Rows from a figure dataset
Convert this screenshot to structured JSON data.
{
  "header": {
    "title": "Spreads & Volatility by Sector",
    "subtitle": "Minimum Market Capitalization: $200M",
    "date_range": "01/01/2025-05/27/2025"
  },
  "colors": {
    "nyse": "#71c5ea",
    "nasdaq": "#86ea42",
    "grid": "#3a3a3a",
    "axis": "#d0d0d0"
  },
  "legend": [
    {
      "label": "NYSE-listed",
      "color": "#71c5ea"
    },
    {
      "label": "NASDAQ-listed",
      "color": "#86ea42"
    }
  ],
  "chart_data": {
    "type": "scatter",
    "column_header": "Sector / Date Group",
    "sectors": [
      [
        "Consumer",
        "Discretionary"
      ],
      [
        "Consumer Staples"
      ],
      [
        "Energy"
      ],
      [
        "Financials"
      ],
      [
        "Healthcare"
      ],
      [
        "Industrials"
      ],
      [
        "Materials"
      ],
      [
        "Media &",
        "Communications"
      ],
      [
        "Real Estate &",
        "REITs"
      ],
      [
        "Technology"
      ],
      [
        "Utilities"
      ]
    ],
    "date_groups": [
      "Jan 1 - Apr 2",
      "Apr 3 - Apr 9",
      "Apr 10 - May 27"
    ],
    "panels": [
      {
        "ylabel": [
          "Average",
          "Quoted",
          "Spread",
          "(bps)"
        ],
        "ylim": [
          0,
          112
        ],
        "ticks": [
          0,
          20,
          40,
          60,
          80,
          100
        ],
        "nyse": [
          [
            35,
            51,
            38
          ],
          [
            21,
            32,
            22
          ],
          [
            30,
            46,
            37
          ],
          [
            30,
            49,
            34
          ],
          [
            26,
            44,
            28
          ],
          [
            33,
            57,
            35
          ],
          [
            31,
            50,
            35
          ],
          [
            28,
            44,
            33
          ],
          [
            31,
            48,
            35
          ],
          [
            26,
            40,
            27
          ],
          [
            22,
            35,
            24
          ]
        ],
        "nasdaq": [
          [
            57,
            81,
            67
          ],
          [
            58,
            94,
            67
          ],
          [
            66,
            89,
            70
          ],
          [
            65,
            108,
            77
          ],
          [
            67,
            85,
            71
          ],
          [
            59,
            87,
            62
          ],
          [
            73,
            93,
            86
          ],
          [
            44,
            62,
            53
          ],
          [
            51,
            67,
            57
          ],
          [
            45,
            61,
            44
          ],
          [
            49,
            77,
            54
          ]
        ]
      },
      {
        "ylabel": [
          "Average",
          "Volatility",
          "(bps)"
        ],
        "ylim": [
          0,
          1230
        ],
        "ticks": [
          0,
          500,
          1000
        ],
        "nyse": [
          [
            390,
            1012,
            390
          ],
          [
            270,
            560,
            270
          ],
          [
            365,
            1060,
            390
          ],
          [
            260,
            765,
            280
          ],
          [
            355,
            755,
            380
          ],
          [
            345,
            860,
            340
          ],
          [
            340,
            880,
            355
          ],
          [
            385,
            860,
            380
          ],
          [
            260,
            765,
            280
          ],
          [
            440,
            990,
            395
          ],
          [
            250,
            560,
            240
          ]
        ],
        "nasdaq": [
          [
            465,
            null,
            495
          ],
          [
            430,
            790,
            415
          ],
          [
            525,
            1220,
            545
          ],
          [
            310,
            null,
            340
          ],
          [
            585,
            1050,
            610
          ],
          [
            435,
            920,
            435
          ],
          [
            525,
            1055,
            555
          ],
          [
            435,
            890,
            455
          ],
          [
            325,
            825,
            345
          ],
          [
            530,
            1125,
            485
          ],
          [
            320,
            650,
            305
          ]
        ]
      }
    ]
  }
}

- _THE PROBLEM_
Write out the entire listing exactly.

- _EXERCISE ANSWER_
Convert this screenshot to structured JSON data.
{
  "header": {
    "title": "Spreads & Volatility by Sector",
    "subtitle": "Minimum Market Capitalization: $200M",
    "date_range": "01/01/2025-05/27/2025"
  },
  "colors": {
    "nyse": "#71c5ea",
    "nasdaq": "#86ea42",
    "grid": "#3a3a3a",
    "axis": "#d0d0d0"
  },
  "legend": [
    {
      "label": "NYSE-listed",
      "color": "#71c5ea"
    },
    {
      "label": "NASDAQ-listed",
      "color": "#86ea42"
    }
  ],
  "chart_data": {
    "type": "scatter",
    "column_header": "Sector / Date Group",
    "sectors": [
      [
        "Consumer",
        "Discretionary"
      ],
      [
        "Consumer Staples"
      ],
      [
        "Energy"
      ],
      [
        "Financials"
      ],
      [
        "Healthcare"
      ],
      [
        "Industrials"
      ],
      [
        "Materials"
      ],
      [
        "Media &",
        "Communications"
      ],
      [
        "Real Estate &",
        "REITs"
      ],
      [
        "Technology"
      ],
      [
        "Utilities"
      ]
    ],
    "date_groups": [
      "Jan 1 - Apr 2",
      "Apr 3 - Apr 9",
      "Apr 10 - May 27"
    ],
    "panels": [
      {
        "ylabel": [
          "Average",
          "Quoted",
          "Spread",
          "(bps)"
        ],
        "ylim": [
          0,
          112
        ],
        "ticks": [
          0,
          20,
          40,
          60,
          80,
          100
        ],
        "nyse": [
          [
            35,
            51,
            38
          ],
          [
            21,
            32,
            22
          ],
          [
            30,
            46,
            37
          ],
          [
            30,
            49,
            34
          ],
          [
            26,
            44,
            28
          ],
          [
            33,
            57,
            35
          ],
          [
            31,
            50,
            35
          ],
          [
            28,
            44,
            33
          ],
          [
            31,
            48,
            35
          ],
          [
            26,
            40,
            27
          ],
          [
            22,
            35,
            24
          ]
        ],
        "nasdaq": [
          [
            57,
            81,
            67
          ],
          [
            58,
            94,
            67
          ],
          [
            66,
            89,
            70
          ],
          [
            65,
            108,
            77
          ],
          [
            67,
            85,
            71
          ],
          [
            59,
            87,
            62
          ],
          [
            73,
            93,
            86
          ],
          [
            44,
            62,
            53
          ],
          [
            51,
            67,
            57
          ],
          [
            45,
            61,
            44
          ],
          [
            49,
            77,
            54
          ]
        ]
      },
      {
        "ylabel": [
          "Average",
          "Volatility",
          "(bps)"
        ],
        "ylim": [
          0,
          1230
        ],
        "ticks": [
          0,
          500,
          1000
        ],
        "nyse": [
          [
            390,
            1012,
            390
          ],
          [
            270,
            560,
            270
          ],
          [
            365,
            1060,
            390
          ],
          [
            260,
            765,
            280
          ],
          [
            355,
            755,
            380
          ],
          [
            345,
            860,
            340
          ],
          [
            340,
            880,
            355
          ],
          [
            385,
            860,
            380
          ],
          [
            260,
            765,
            280
          ],
          [
            440,
            990,
            395
          ],
          [
            250,
            560,
            240
          ]
        ],
        "nasdaq": [
          [
            465,
            null,
            495
          ],
          [
            430,
            790,
            415
          ],
          [
            525,
            1220,
            545
          ],
          [
            310,
            null,
            340
          ],
          [
            585,
            1050,
            610
          ],
          [
            435,
            920,
            435
          ],
          [
            525,
            1055,
            555
          ],
          [
            435,
            890,
            455
          ],
          [
            325,
            825,
            345
          ],
          [
            530,
            1125,
            485
          ],
          [
            320,
            650,
            305
          ]
        ]
      }
    ]
  }
}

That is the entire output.